*REQUEST*
Rewrite the material as a JSON list of strings, one string per line, starting with the line containing "UI element localization: list" and continuing through the line containing "scale-bar-line (453, 934, 529, 939)", with blank lines left out. Leave the pictures out of your answer.

>> start DATA FOR THIS TASK

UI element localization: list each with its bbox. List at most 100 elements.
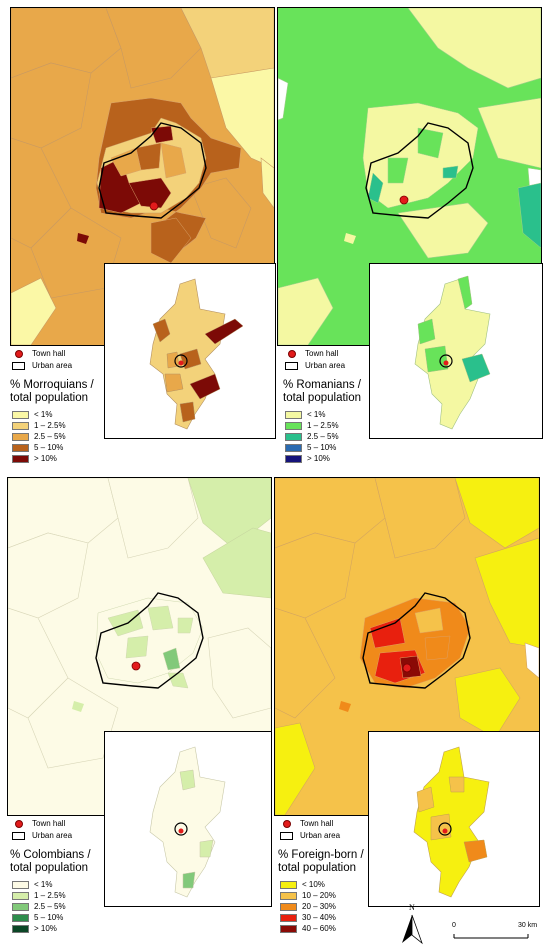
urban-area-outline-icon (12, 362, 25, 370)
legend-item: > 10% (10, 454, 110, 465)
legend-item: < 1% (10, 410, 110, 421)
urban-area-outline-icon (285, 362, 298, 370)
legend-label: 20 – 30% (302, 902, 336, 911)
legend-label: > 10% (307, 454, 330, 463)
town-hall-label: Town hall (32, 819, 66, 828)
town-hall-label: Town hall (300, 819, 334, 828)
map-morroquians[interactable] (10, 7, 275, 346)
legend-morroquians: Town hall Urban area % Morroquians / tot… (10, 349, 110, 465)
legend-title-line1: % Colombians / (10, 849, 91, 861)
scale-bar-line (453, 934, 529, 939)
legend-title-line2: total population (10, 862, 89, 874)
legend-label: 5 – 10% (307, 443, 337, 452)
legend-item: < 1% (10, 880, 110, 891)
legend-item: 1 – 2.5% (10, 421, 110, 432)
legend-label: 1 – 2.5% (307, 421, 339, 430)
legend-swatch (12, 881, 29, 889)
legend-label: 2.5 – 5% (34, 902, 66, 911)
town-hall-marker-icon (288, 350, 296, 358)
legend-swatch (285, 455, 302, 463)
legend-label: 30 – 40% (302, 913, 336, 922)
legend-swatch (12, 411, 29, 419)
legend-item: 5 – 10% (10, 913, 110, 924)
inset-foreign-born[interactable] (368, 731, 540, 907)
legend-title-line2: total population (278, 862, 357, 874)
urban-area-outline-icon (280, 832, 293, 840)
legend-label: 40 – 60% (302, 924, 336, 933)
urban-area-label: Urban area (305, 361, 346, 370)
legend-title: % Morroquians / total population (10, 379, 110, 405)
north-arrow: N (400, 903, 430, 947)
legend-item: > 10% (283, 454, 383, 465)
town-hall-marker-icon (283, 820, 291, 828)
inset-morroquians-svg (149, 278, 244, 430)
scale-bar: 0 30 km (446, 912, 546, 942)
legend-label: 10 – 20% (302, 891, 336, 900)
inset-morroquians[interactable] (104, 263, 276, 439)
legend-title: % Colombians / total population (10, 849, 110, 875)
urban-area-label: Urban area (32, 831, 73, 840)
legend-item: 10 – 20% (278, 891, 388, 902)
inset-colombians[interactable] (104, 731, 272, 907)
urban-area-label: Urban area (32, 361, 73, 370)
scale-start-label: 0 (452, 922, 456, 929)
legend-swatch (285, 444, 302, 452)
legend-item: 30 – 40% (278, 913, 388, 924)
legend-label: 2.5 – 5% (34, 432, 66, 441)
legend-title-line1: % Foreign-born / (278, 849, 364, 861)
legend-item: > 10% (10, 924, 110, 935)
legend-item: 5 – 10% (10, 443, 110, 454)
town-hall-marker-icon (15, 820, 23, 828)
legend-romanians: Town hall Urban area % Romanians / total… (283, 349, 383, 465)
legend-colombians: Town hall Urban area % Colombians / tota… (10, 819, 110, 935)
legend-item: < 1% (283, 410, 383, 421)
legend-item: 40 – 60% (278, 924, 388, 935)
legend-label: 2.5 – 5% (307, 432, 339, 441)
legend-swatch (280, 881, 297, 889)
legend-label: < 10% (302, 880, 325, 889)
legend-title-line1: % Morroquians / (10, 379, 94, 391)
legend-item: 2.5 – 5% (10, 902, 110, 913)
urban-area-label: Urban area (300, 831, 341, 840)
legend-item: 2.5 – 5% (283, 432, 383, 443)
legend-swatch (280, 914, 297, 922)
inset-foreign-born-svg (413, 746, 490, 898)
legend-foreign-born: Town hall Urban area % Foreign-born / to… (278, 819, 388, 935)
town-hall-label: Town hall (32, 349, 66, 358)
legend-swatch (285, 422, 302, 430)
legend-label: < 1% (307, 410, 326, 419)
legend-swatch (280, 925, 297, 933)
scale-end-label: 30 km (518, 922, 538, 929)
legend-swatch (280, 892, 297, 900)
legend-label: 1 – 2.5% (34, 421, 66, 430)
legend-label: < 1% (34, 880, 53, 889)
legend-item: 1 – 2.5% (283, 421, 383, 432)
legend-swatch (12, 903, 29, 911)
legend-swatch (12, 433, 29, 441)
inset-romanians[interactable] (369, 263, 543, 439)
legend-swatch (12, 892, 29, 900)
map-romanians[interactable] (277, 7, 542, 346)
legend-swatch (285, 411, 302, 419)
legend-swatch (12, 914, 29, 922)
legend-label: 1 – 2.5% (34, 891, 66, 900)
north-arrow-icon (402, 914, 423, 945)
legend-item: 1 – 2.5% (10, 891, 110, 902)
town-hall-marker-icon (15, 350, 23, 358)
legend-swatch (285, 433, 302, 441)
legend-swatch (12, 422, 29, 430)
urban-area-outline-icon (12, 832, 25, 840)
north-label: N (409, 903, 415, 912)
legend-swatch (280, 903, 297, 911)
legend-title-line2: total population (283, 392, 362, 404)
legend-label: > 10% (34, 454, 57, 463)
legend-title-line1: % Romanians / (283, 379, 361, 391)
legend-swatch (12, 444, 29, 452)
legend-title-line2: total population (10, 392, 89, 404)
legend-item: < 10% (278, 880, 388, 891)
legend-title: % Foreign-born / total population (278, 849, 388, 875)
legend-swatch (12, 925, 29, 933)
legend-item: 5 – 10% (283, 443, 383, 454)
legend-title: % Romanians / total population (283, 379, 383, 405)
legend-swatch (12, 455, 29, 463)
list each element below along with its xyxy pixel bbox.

>> end DATA FOR THIS TASK
>> start DATA FOR THIS TASK

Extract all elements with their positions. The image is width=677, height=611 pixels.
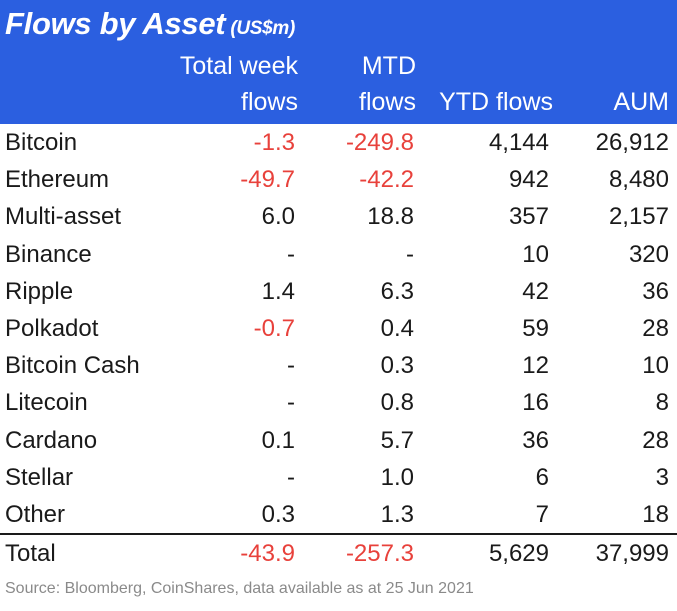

>> end DATA FOR THIS TASK

*THE ANSWER*
[
  "UI element localization: list each with its bbox. List at most 100 elements.",
  "urban-area-outline-icon (12, 362, 25, 370)",
  "legend-item: > 10% (10, 454, 110, 465)",
  "legend-item: < 1% (10, 410, 110, 421)",
  "urban-area-outline-icon (285, 362, 298, 370)",
  "legend-label: 20 – 30% (302, 902, 336, 911)",
  "legend-label: > 10% (307, 454, 330, 463)",
  "town-hall-label: Town hall (32, 819, 66, 828)",
  "town-hall-label: Town hall (300, 819, 334, 828)",
  "map-morroquians[interactable] (10, 7, 275, 346)",
  "legend-morroquians: Town hall Urban area % Morroquians / tot… (10, 349, 110, 465)",
  "legend-title-line1: % Colombians / (10, 849, 91, 861)",
  "scale-bar-line (453, 934, 529, 939)"
]